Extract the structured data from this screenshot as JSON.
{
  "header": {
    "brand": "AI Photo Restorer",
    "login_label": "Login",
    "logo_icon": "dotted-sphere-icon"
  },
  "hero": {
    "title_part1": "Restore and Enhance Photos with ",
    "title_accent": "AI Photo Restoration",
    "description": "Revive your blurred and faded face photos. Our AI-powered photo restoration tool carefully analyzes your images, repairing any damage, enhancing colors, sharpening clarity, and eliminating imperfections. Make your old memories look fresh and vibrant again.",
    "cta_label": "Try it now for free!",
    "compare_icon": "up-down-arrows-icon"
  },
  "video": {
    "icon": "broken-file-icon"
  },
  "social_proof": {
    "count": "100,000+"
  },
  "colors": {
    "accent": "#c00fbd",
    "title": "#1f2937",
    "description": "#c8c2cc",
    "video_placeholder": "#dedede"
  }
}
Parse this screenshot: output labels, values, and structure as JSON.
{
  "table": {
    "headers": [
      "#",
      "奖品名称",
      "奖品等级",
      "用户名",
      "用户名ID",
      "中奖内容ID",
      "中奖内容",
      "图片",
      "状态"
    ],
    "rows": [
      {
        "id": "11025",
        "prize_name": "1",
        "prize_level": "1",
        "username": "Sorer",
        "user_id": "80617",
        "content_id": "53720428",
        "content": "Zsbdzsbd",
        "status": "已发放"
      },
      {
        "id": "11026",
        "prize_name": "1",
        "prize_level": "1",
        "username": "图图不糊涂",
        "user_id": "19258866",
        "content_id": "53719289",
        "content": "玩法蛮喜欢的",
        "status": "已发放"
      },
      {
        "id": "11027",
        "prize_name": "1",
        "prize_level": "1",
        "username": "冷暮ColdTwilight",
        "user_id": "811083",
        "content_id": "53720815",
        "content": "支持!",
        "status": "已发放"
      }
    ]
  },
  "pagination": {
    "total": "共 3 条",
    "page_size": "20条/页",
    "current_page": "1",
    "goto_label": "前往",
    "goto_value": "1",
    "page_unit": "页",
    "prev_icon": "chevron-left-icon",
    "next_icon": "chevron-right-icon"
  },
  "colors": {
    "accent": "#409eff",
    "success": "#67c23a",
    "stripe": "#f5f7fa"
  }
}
· · · · ·
From the entries above, copy every line that holds the word "username".

§ **Result for this exercise**
        "username": "Sorer",
        "username": "图图不糊涂",
        "username": "冷暮ColdTwilight",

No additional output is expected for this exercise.